**STATED EXERCISE**
Print the entries below in their entirety, exactly as they are written.

**MATERIAL SHOWN**

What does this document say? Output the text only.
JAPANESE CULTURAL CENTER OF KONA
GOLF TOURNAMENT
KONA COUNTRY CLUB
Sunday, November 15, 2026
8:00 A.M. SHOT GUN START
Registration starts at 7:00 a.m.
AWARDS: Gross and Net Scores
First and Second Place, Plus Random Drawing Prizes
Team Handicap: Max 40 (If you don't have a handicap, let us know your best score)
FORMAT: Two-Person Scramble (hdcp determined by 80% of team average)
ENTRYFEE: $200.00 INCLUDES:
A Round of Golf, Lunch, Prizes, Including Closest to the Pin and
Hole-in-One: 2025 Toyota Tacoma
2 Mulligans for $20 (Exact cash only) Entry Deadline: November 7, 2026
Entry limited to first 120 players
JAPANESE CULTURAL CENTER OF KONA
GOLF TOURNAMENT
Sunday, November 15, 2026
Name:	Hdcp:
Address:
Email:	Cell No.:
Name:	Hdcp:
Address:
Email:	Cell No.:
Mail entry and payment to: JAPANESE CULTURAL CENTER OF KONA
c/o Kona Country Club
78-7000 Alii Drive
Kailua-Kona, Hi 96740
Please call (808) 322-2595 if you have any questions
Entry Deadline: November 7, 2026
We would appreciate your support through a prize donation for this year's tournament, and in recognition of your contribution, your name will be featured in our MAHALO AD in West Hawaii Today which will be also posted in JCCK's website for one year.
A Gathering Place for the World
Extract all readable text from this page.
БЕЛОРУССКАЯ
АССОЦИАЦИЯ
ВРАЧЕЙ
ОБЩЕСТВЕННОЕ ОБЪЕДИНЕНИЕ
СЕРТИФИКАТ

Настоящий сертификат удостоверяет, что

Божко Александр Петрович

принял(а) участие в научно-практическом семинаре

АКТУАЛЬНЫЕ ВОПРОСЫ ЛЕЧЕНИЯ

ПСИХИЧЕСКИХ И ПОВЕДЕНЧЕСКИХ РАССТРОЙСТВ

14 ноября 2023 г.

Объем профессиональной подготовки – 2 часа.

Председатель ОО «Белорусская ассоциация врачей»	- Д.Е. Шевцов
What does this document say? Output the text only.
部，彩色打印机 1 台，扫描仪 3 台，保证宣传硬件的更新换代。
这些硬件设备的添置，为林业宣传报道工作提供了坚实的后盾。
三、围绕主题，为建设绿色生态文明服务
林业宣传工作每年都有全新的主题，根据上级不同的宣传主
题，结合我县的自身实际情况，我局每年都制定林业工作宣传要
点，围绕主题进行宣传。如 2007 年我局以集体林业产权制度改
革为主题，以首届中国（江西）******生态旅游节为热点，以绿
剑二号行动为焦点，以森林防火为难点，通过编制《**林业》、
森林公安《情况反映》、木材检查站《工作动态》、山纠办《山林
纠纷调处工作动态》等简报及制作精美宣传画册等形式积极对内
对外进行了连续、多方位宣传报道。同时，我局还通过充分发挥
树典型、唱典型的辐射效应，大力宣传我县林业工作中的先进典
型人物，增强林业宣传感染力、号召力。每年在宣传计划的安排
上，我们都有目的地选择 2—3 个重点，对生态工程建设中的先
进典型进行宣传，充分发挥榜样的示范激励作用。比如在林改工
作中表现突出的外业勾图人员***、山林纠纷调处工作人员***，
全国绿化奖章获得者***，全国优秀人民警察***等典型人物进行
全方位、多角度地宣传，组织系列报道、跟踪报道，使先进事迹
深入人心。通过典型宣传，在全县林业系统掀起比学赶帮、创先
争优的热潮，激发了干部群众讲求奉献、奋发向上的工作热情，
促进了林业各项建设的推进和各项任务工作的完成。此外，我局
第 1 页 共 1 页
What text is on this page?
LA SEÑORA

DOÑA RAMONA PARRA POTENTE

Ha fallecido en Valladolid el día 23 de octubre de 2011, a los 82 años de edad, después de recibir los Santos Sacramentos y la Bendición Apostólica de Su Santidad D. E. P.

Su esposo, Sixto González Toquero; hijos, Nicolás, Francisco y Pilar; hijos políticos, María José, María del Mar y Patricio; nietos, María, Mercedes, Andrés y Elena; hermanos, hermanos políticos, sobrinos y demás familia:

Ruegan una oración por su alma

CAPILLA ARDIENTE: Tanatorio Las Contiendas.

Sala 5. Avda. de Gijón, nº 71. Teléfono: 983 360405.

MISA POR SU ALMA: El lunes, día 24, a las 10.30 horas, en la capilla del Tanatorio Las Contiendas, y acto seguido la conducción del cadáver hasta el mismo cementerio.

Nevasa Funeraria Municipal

**REPLY**
What does this document say? Output the text only.
JAPANESE CULTURAL CENTER OF KONA
GOLF TOURNAMENT
KONA COUNTRY CLUB
Sunday, November 15, 2026
8:00 A.M. SHOT GUN START
Registration starts at 7:00 a.m.
AWARDS: Gross and Net Scores
First and Second Place, Plus Random Drawing Prizes
Team Handicap: Max 40 (If you don't have a handicap, let us know your best score)
FORMAT: Two-Person Scramble (hdcp determined by 80% of team average)
ENTRYFEE: $200.00 INCLUDES:
A Round of Golf, Lunch, Prizes, Including Closest to the Pin and
Hole-in-One: 2025 Toyota Tacoma
2 Mulligans for $20 (Exact cash only) Entry Deadline: November 7, 2026
Entry limited to first 120 players
JAPANESE CULTURAL CENTER OF KONA
GOLF TOURNAMENT
Sunday, November 15, 2026
Name:	Hdcp:
Address:
Email:	Cell No.:
Name:	Hdcp:
Address:
Email:	Cell No.:
Mail entry and payment to: JAPANESE CULTURAL CENTER OF KONA
c/o Kona Country Club
78-7000 Alii Drive
Kailua-Kona, Hi 96740
Please call (808) 322-2595 if you have any questions
Entry Deadline: November 7, 2026
We would appreciate your support through a prize donation for this year's tournament, and in recognition of your contribution, your name will be featured in our MAHALO AD in West Hawaii Today which will be also posted in JCCK's website for one year.
A Gathering Place for the World
Extract all readable text from this page.
БЕЛОРУССКАЯ
АССОЦИАЦИЯ
ВРАЧЕЙ
ОБЩЕСТВЕННОЕ ОБЪЕДИНЕНИЕ
СЕРТИФИКАТ

Настоящий сертификат удостоверяет, что

Божко Александр Петрович

принял(а) участие в научно-практическом семинаре

АКТУАЛЬНЫЕ ВОПРОСЫ ЛЕЧЕНИЯ

ПСИХИЧЕСКИХ И ПОВЕДЕНЧЕСКИХ РАССТРОЙСТВ

14 ноября 2023 г.

Объем профессиональной подготовки – 2 часа.

Председатель ОО «Белорусская ассоциация врачей»	- Д.Е. Шевцов
What does this document say? Output the text only.
部，彩色打印机 1 台，扫描仪 3 台，保证宣传硬件的更新换代。
这些硬件设备的添置，为林业宣传报道工作提供了坚实的后盾。
三、围绕主题，为建设绿色生态文明服务
林业宣传工作每年都有全新的主题，根据上级不同的宣传主
题，结合我县的自身实际情况，我局每年都制定林业工作宣传要
点，围绕主题进行宣传。如 2007 年我局以集体林业产权制度改
革为主题，以首届中国（江西）******生态旅游节为热点，以绿
剑二号行动为焦点，以森林防火为难点，通过编制《**林业》、
森林公安《情况反映》、木材检查站《工作动态》、山纠办《山林
纠纷调处工作动态》等简报及制作精美宣传画册等形式积极对内
对外进行了连续、多方位宣传报道。同时，我局还通过充分发挥
树典型、唱典型的辐射效应，大力宣传我县林业工作中的先进典
型人物，增强林业宣传感染力、号召力。每年在宣传计划的安排
上，我们都有目的地选择 2—3 个重点，对生态工程建设中的先
进典型进行宣传，充分发挥榜样的示范激励作用。比如在林改工
作中表现突出的外业勾图人员***、山林纠纷调处工作人员***，
全国绿化奖章获得者***，全国优秀人民警察***等典型人物进行
全方位、多角度地宣传，组织系列报道、跟踪报道，使先进事迹
深入人心。通过典型宣传，在全县林业系统掀起比学赶帮、创先
争优的热潮，激发了干部群众讲求奉献、奋发向上的工作热情，
促进了林业各项建设的推进和各项任务工作的完成。此外，我局
第 1 页 共 1 页
What text is on this page?
LA SEÑORA

DOÑA RAMONA PARRA POTENTE

Ha fallecido en Valladolid el día 23 de octubre de 2011, a los 82 años de edad, después de recibir los Santos Sacramentos y la Bendición Apostólica de Su Santidad D. E. P.

Su esposo, Sixto González Toquero; hijos, Nicolás, Francisco y Pilar; hijos políticos, María José, María del Mar y Patricio; nietos, María, Mercedes, Andrés y Elena; hermanos, hermanos políticos, sobrinos y demás familia:

Ruegan una oración por su alma

CAPILLA ARDIENTE: Tanatorio Las Contiendas.

Sala 5. Avda. de Gijón, nº 71. Teléfono: 983 360405.

MISA POR SU ALMA: El lunes, día 24, a las 10.30 horas, en la capilla del Tanatorio Las Contiendas, y acto seguido la conducción del cadáver hasta el mismo cementerio.

Nevasa Funeraria Municipal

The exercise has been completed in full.